Data supplied ::
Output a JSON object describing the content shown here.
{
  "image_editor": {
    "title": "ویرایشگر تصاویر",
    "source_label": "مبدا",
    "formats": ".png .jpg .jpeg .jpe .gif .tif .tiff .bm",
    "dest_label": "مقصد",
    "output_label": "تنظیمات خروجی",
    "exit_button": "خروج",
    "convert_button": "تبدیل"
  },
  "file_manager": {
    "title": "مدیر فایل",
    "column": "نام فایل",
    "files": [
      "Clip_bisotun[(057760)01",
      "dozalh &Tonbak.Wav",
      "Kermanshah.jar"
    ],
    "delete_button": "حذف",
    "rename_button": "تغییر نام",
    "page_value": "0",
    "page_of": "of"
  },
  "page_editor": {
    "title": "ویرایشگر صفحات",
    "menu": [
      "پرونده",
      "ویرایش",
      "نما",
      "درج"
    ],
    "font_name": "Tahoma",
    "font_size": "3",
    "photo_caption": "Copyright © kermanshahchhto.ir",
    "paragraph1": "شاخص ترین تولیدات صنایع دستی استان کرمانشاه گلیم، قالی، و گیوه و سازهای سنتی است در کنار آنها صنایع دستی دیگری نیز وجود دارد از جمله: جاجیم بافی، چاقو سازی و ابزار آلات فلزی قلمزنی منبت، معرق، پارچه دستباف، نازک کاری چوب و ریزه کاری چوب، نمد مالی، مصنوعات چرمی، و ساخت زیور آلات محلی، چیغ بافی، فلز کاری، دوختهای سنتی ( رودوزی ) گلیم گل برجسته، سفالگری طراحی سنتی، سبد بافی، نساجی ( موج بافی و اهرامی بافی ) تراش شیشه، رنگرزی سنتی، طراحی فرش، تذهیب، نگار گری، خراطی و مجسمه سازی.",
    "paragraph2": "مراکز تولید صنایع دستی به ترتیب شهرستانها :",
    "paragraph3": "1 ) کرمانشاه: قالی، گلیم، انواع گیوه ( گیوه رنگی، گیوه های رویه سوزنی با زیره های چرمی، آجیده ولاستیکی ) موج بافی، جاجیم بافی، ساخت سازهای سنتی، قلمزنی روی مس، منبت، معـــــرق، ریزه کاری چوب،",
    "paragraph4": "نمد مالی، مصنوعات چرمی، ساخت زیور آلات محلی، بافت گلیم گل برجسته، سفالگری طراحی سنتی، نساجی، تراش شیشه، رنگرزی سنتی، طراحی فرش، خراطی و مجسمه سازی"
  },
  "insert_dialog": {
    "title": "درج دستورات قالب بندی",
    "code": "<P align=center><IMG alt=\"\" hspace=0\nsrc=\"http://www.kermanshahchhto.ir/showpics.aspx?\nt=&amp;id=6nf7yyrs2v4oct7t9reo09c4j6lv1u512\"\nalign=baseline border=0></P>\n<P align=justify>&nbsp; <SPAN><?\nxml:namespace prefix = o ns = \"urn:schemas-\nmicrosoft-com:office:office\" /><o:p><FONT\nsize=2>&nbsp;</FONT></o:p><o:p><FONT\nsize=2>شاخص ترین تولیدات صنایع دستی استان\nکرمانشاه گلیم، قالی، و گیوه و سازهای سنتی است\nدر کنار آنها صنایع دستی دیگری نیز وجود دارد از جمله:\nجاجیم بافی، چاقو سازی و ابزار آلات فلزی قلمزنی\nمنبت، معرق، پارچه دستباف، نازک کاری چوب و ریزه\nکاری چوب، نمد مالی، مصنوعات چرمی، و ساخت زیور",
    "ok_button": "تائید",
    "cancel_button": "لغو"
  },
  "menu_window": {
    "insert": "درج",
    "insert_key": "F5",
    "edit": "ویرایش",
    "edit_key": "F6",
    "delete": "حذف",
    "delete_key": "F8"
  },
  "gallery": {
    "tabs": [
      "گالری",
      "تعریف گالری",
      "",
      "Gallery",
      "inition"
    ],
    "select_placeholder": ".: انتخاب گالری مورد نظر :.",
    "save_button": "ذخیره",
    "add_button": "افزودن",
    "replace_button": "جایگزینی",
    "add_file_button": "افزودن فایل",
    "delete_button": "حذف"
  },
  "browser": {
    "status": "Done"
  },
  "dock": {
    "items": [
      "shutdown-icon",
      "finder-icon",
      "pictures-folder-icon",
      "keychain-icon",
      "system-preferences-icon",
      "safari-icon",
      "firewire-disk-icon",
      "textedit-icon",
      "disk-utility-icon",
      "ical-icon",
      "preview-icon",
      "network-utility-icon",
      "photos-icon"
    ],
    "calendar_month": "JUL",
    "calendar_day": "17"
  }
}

Exercise aim ::
Find how many lines in the listing contain the word "utility" and give that count alone.

Exercise answer ::
2